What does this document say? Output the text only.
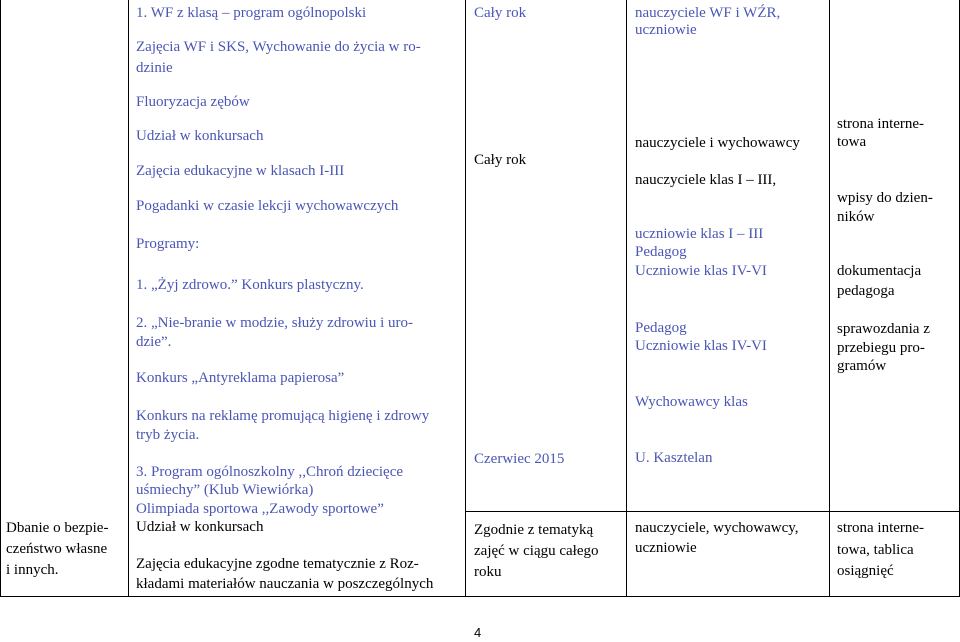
Dbanie o bezpie-
czeństwo własne
i innych.
1. WF z klasą – program ogólnopolski
Zajęcia WF i SKS, Wychowanie do życia w ro-
dzinie
Fluoryzacja zębów
Udział w konkursach
Zajęcia edukacyjne w klasach I-III
Pogadanki w czasie lekcji wychowawczych
Programy:
1. „Żyj zdrowo.” Konkurs plastyczny.
2. „Nie-branie w modzie, służy zdrowiu i uro-
dzie”.
Konkurs „Antyreklama papierosa”
Konkurs na reklamę promującą higienę i zdrowy
tryb życia.
3. Program ogólnoszkolny ,,Chroń dziecięce
uśmiechy” (Klub Wiewiórka)
Olimpiada sportowa ,,Zawody sportowe”
Udział w konkursach
Zajęcia edukacyjne zgodne tematycznie z Roz-
kładami materiałów nauczania w poszczególnych
Cały rok
Cały rok
Czerwiec 2015
Zgodnie z tematyką
zajęć w ciągu całego
roku
nauczyciele WF i WŹR,
uczniowie
nauczyciele i wychowawcy
nauczyciele klas I – III,
uczniowie klas I – III
Pedagog
Uczniowie klas IV-VI
Pedagog
Uczniowie klas IV-VI
Wychowawcy klas
U. Kasztelan
nauczyciele, wychowawcy,
uczniowie
strona interne-
towa
wpisy do dzien-
ników
dokumentacja
pedagoga
sprawozdania z
przebiegu pro-
gramów
strona interne-
towa, tablica
osiągnięć
4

→ **WRITTEN PROBLEM**
From the entries above, collect every line with the string "Zajęcia" in it.

→ **RIGHT ANSWER**
Zajęcia WF i SKS, Wychowanie do życia w ro-
Zajęcia edukacyjne w klasach I-III
Zajęcia edukacyjne zgodne tematycznie z Roz-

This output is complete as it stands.